Task goal: Locate all lines in the data below that hold "nowej" and show them.
[begin Data for processing]
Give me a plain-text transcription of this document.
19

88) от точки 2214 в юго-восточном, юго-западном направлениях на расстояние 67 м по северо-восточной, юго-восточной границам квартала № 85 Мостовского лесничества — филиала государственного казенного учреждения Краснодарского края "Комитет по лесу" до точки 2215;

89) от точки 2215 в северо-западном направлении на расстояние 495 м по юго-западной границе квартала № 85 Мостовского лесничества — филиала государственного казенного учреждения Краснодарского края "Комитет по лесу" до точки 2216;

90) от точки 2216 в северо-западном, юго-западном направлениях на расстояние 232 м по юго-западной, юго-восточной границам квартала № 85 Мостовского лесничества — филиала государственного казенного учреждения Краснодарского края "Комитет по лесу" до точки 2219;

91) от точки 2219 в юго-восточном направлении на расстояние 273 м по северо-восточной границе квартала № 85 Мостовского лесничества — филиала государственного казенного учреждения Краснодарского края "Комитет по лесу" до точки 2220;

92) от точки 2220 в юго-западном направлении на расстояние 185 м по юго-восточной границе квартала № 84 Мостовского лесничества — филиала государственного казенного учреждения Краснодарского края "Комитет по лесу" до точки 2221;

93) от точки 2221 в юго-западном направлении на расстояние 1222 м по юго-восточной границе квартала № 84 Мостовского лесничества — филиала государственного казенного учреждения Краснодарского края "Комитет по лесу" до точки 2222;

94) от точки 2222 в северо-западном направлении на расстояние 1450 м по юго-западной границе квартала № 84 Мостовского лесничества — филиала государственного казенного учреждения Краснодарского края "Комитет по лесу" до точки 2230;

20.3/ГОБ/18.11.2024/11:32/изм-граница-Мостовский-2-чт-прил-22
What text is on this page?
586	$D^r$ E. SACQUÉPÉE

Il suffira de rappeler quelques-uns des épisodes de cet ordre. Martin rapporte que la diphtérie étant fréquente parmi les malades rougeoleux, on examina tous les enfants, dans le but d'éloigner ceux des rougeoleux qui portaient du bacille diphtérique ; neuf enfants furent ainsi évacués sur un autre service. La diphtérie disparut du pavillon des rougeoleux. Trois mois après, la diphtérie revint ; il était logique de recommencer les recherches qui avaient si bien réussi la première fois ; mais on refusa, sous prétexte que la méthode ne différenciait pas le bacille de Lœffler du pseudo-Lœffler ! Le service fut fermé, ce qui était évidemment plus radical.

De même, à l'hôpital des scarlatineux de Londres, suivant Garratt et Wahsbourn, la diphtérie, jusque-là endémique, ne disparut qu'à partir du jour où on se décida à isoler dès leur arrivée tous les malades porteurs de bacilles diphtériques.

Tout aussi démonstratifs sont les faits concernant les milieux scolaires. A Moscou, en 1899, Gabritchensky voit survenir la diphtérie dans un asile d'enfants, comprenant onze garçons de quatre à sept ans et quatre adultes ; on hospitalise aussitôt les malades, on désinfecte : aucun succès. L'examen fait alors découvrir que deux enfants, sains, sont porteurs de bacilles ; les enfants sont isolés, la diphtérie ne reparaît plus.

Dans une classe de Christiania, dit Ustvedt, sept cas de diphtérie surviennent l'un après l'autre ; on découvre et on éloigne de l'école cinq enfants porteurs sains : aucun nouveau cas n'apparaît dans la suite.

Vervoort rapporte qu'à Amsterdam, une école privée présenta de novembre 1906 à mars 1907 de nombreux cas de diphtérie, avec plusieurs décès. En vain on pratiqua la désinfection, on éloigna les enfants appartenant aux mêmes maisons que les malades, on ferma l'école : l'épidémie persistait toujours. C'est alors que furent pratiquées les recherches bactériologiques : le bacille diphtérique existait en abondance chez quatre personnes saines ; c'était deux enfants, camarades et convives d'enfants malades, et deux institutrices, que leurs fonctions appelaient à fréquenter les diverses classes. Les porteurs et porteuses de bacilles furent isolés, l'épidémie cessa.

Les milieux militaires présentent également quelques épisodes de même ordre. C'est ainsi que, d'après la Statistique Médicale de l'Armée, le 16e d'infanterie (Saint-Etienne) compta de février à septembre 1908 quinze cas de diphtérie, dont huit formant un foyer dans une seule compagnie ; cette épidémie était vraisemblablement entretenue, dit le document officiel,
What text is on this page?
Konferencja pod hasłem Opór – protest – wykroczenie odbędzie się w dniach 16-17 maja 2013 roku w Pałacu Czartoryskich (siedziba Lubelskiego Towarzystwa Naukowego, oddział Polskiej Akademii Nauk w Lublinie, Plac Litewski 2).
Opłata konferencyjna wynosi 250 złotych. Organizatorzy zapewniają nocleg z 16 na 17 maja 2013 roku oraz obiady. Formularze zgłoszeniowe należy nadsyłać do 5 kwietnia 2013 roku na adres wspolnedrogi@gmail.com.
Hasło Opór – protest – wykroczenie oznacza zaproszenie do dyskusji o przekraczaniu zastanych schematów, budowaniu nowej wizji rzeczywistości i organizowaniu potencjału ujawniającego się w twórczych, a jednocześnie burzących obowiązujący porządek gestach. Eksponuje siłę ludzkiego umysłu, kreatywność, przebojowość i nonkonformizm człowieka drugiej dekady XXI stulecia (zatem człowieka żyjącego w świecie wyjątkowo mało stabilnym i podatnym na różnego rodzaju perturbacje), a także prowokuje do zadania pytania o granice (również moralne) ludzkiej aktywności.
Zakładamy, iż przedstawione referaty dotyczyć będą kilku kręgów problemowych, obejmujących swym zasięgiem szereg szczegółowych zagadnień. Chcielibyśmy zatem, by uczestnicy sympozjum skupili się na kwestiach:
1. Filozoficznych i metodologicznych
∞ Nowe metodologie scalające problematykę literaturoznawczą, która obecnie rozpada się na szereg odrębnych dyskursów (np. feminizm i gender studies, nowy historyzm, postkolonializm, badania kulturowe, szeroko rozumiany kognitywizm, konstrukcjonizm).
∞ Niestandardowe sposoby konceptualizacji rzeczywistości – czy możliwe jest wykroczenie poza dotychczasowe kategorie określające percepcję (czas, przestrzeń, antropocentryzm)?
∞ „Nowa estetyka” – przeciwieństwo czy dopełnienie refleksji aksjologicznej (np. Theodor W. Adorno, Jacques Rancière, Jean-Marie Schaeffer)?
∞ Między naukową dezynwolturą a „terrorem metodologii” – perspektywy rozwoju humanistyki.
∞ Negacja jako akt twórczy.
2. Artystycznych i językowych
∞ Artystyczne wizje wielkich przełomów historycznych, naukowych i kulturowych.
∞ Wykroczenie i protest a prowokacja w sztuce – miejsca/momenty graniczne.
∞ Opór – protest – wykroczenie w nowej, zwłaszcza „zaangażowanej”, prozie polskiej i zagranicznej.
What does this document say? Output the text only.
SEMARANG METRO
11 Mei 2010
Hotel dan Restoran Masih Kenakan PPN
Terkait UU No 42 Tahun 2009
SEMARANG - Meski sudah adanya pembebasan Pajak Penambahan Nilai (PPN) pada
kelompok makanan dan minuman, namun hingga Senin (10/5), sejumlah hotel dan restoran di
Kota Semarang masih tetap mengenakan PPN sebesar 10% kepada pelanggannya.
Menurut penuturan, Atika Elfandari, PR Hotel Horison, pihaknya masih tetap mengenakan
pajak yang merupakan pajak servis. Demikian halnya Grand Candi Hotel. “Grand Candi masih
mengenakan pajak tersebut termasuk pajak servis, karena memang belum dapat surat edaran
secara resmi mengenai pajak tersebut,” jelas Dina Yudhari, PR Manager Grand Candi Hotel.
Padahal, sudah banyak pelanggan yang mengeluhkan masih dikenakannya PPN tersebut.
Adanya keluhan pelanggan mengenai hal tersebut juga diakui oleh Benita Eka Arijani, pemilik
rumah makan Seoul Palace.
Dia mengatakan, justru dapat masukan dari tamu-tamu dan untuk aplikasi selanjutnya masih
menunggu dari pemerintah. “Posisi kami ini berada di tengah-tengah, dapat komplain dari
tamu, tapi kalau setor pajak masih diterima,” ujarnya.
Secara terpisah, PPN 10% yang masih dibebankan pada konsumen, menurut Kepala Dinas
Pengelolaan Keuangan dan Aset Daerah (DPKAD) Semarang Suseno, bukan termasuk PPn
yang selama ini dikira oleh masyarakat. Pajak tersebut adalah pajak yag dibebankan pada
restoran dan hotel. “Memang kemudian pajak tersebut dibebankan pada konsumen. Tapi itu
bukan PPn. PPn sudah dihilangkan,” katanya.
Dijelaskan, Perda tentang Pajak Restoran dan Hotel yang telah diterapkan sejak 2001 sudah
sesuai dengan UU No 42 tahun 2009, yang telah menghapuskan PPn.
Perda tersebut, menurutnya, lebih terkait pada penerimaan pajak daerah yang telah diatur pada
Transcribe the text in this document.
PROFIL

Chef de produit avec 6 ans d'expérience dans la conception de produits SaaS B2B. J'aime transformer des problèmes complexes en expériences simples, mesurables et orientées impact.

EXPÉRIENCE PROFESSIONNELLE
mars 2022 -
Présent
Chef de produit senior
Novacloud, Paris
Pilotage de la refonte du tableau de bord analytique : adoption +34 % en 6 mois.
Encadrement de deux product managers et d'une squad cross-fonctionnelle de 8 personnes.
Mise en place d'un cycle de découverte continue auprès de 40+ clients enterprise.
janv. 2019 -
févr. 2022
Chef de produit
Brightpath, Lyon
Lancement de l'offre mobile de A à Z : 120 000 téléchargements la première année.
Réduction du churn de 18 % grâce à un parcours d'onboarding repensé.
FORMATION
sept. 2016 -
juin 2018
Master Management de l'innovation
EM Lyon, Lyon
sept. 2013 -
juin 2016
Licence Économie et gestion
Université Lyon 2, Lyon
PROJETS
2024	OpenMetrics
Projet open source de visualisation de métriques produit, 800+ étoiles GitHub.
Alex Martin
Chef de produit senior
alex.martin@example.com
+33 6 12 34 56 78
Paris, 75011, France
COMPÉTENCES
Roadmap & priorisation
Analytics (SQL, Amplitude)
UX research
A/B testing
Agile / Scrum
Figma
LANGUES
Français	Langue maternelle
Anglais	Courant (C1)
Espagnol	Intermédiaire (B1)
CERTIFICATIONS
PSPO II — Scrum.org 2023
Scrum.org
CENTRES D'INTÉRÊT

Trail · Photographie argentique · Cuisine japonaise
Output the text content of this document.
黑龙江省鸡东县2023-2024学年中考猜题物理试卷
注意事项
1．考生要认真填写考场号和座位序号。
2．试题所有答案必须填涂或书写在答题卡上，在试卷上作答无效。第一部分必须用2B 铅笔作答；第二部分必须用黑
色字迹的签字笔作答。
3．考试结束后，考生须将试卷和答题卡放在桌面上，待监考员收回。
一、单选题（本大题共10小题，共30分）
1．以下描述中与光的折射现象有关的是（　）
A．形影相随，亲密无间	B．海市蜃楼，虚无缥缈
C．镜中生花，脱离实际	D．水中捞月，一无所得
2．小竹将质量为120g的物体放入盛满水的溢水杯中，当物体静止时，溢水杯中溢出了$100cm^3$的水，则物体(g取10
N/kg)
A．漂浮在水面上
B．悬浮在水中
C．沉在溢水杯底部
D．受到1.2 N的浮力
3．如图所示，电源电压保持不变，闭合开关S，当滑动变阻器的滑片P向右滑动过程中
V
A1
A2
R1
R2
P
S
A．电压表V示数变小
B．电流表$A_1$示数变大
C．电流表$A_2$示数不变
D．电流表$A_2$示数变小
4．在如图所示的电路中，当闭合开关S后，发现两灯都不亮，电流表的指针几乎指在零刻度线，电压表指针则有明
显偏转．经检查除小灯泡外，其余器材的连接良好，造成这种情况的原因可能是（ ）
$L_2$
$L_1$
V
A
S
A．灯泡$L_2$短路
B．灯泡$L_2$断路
[end Data for processing]
Written answer:
Hasło Opór – protest – wykroczenie oznacza zaproszenie do dyskusji o przekraczaniu zastanych schematów, budowaniu nowej wizji rzeczywistości i organizowaniu potencjału ujawniającego się w twórczych, a jednocześnie burzących obowiązujący porządek gestach. Eksponuje siłę ludzkiego umysłu, kreatywność, przebojowość i nonkonformizm człowieka drugiej dekady XXI stulecia (zatem człowieka żyjącego w świecie wyjątkowo mało stabilnym i podatnym na różnego rodzaju perturbacje), a także prowokuje do zadania pytania o granice (również moralne) ludzkiej aktywności.
∞ Opór – protest – wykroczenie w nowej, zwłaszcza „zaangażowanej”, prozie polskiej i zagranicznej.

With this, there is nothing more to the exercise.